** EXERCISE **
Your output should repeat the entries below exactly. It should contain no images.

** PROVIDED RECORDS **
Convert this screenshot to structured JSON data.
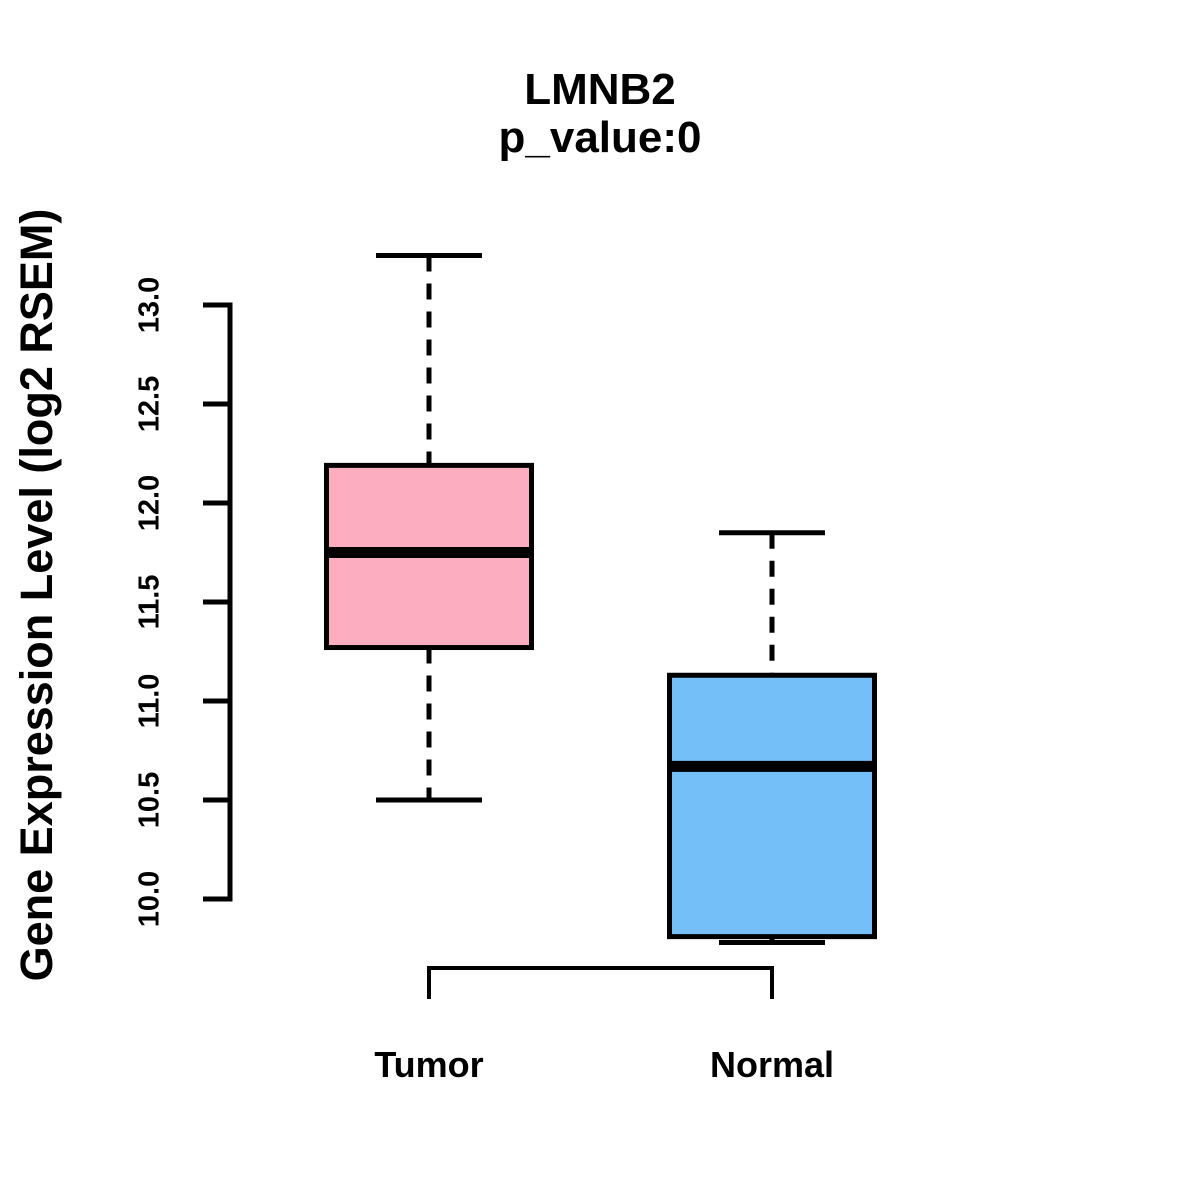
{
  "chart_data": {
    "type": "boxplot",
    "title": "LMNB2",
    "subtitle": "p_value:0",
    "ylabel": "Gene Expression Level (log2 RSEM)",
    "xlabel": "",
    "yticks": [
      10.0,
      10.5,
      11.0,
      11.5,
      12.0,
      12.5,
      13.0
    ],
    "ytick_labels": [
      "10.0",
      "10.5",
      "11.0",
      "11.5",
      "12.0",
      "12.5",
      "13.0"
    ],
    "ylim": [
      9.7,
      13.3
    ],
    "grid": false,
    "legend": "none",
    "line_color": "#000000",
    "groups": [
      {
        "label": "Tumor",
        "color": "#FCAEC0",
        "whisker_low": 10.5,
        "q1": 11.27,
        "median": 11.75,
        "q3": 12.19,
        "whisker_high": 13.25
      },
      {
        "label": "Normal",
        "color": "#74BFF7",
        "whisker_low": 9.78,
        "q1": 9.81,
        "median": 10.67,
        "q3": 11.13,
        "whisker_high": 11.85
      }
    ],
    "comparison_bracket": {
      "from": "Tumor",
      "to": "Normal"
    }
  }
}
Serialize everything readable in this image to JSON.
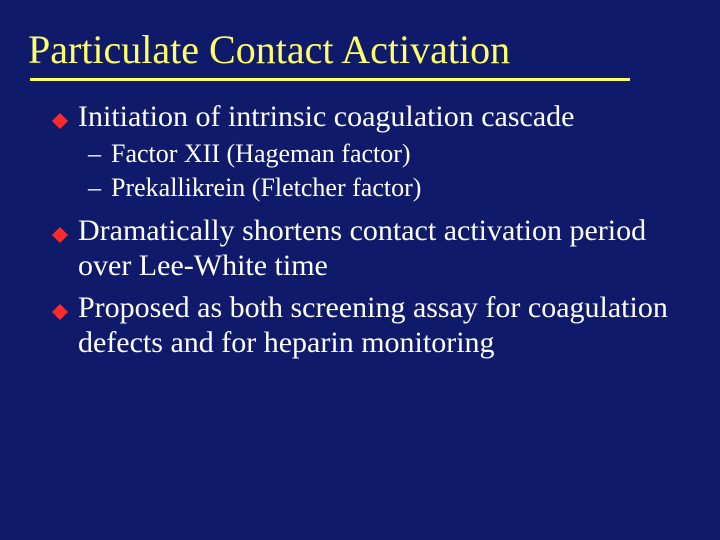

** TASK SOLUTION **
Convert this screenshot to structured JSON data.
{
  "chart_data": {
    "type": "boxplot",
    "title": "LMNB2",
    "subtitle": "p_value:0",
    "ylabel": "Gene Expression Level (log2 RSEM)",
    "xlabel": "",
    "yticks": [
      10.0,
      10.5,
      11.0,
      11.5,
      12.0,
      12.5,
      13.0
    ],
    "ytick_labels": [
      "10.0",
      "10.5",
      "11.0",
      "11.5",
      "12.0",
      "12.5",
      "13.0"
    ],
    "ylim": [
      9.7,
      13.3
    ],
    "grid": false,
    "legend": "none",
    "line_color": "#000000",
    "groups": [
      {
        "label": "Tumor",
        "color": "#FCAEC0",
        "whisker_low": 10.5,
        "q1": 11.27,
        "median": 11.75,
        "q3": 12.19,
        "whisker_high": 13.25
      },
      {
        "label": "Normal",
        "color": "#74BFF7",
        "whisker_low": 9.78,
        "q1": 9.81,
        "median": 10.67,
        "q3": 11.13,
        "whisker_high": 11.85
      }
    ],
    "comparison_bracket": {
      "from": "Tumor",
      "to": "Normal"
    }
  }
}
Serialize everything readable in this image to JSON.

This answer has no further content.